Task input:
## BEGIN
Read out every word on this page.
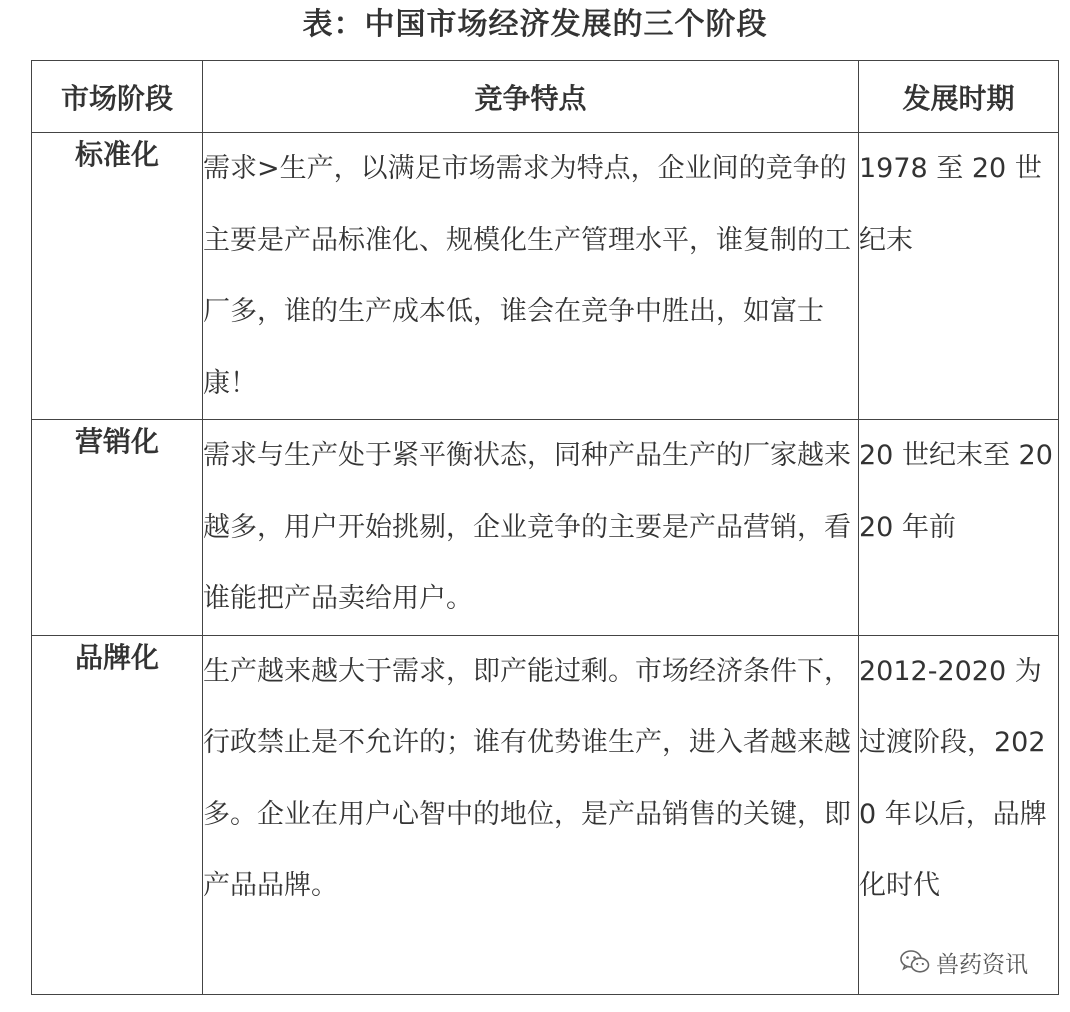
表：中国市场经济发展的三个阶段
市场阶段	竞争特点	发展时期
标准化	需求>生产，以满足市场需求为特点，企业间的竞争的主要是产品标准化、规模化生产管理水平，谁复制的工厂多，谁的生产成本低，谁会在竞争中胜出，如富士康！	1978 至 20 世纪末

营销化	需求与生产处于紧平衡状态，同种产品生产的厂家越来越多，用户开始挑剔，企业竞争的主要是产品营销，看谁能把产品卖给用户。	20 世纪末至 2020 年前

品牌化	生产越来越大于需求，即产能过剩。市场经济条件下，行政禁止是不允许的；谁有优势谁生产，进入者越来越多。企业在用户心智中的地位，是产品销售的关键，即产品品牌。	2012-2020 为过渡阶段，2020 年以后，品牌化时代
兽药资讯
## END
Problem:
Every entry above needs to be retyped exactly; drop the pictures.

Response to this exercise:
Read out every word on this page.
表：中国市场经济发展的三个阶段
市场阶段	竞争特点	发展时期
标准化	需求>生产，以满足市场需求为特点，企业间的竞争的主要是产品标准化、规模化生产管理水平，谁复制的工厂多，谁的生产成本低，谁会在竞争中胜出，如富士康！	1978 至 20 世纪末

营销化	需求与生产处于紧平衡状态，同种产品生产的厂家越来越多，用户开始挑剔，企业竞争的主要是产品营销，看谁能把产品卖给用户。	20 世纪末至 2020 年前

品牌化	生产越来越大于需求，即产能过剩。市场经济条件下，行政禁止是不允许的；谁有优势谁生产，进入者越来越多。企业在用户心智中的地位，是产品销售的关键，即产品品牌。	2012-2020 为过渡阶段，2020 年以后，品牌化时代
兽药资讯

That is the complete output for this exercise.